» INSTRUCTION
Please set down the lines of the listing below word for word, starting with the line that contains "step-b (106, 190, 445, 303)" and going on through the line that contains "safe-area-figure (472, 132, 836, 410)", and nothing more.
= = = = = = =
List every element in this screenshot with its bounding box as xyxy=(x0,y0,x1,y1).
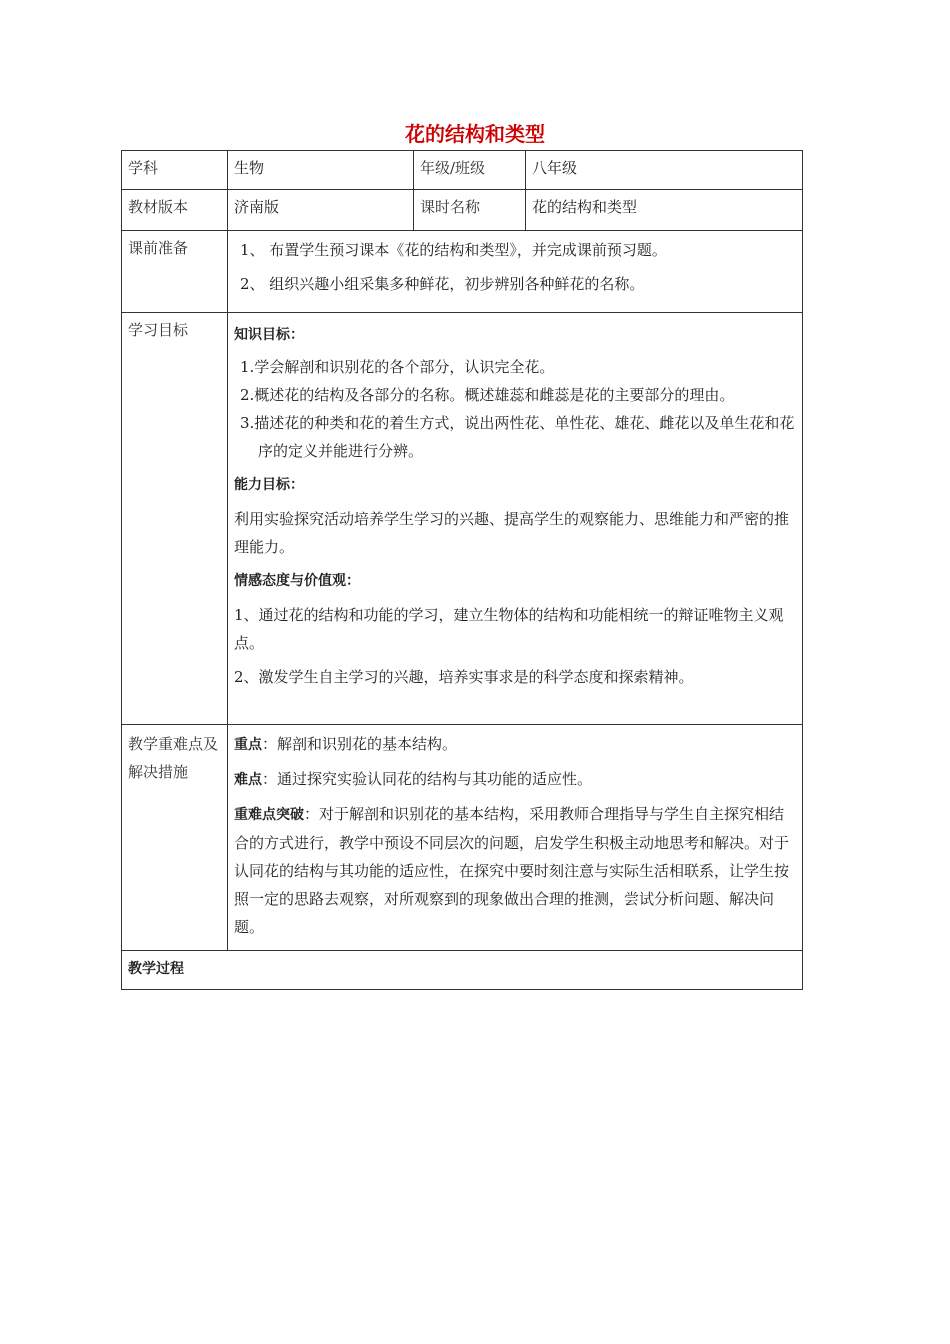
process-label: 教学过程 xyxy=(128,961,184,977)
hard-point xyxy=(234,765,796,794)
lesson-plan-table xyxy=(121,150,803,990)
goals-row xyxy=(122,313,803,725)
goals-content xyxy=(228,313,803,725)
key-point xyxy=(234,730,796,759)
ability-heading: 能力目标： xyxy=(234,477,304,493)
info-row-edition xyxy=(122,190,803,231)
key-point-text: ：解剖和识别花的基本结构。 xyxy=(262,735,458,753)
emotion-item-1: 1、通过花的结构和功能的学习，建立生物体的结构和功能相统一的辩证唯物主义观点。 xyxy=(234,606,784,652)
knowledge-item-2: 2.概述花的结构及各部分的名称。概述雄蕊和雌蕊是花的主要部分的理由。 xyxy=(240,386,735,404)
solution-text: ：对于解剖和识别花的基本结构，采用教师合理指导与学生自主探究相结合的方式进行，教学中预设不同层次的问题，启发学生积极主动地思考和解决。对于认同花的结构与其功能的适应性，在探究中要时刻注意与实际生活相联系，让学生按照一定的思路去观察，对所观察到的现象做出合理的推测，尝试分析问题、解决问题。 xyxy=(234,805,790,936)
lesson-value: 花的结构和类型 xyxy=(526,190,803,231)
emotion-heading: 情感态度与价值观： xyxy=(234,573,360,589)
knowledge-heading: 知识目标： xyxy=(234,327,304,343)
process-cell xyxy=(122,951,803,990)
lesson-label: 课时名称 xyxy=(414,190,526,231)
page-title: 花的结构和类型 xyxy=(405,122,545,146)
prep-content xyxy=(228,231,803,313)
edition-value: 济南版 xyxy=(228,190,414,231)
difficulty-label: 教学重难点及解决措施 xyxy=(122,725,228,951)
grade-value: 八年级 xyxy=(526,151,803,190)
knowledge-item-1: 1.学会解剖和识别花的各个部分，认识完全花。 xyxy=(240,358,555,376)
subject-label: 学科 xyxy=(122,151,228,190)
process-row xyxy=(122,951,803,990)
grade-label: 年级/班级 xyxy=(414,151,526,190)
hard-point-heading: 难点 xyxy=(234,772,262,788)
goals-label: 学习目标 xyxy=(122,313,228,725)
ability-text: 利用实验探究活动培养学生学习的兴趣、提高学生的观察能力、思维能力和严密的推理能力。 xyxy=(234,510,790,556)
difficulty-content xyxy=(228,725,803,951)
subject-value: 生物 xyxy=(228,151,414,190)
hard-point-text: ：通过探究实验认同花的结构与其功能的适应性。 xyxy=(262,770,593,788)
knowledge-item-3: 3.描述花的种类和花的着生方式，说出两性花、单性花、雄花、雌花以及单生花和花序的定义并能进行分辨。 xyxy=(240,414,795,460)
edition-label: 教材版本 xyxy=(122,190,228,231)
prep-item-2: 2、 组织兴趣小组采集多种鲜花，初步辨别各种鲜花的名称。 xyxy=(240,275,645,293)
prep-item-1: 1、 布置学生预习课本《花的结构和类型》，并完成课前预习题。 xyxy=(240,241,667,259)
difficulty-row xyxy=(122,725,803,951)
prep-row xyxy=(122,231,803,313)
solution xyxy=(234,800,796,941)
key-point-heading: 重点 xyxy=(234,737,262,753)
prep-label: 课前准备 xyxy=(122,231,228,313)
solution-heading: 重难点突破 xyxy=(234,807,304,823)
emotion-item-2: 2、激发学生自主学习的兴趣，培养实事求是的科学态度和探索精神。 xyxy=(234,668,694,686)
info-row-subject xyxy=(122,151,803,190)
= = = = = = =
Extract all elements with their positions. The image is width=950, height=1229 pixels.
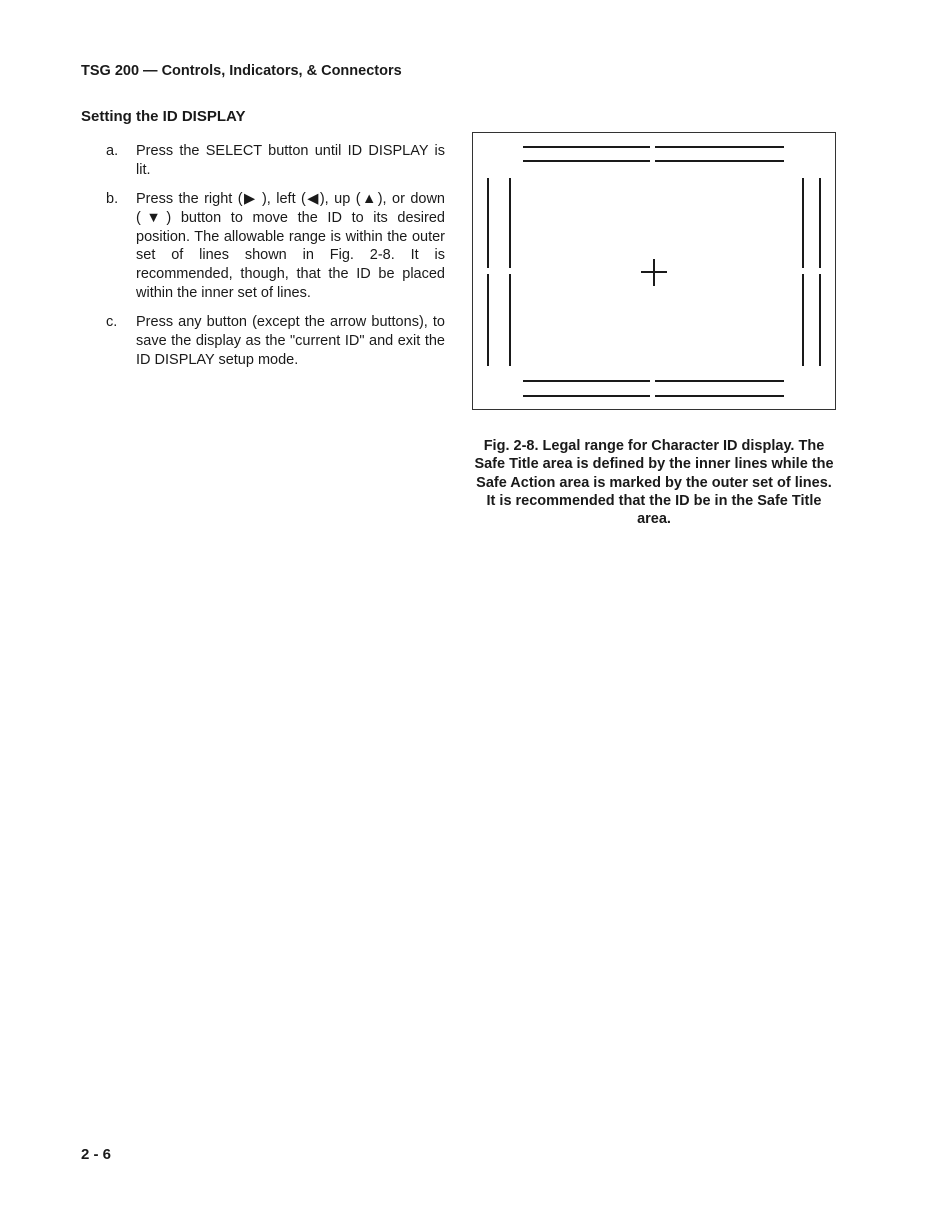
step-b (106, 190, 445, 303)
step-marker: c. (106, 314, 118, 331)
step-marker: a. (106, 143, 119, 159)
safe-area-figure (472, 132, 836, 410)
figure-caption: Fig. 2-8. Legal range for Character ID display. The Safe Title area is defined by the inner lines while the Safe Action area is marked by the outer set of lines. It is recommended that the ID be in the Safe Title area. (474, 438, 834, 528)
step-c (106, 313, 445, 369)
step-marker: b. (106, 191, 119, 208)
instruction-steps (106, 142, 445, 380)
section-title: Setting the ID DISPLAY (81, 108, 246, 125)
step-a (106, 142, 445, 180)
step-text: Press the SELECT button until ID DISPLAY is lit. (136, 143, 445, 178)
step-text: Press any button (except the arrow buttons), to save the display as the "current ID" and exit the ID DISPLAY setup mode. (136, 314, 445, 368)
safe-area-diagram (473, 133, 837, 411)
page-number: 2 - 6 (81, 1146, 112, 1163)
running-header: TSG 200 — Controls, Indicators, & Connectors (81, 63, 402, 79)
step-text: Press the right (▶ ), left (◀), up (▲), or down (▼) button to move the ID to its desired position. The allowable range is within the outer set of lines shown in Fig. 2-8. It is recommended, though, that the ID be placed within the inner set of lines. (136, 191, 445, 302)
= = = = = = =
» FULL OUTPUT
step-b (106, 190, 445, 303)
step-marker: c. (106, 314, 118, 331)
step-marker: a. (106, 143, 119, 159)
safe-area-figure (472, 132, 836, 410)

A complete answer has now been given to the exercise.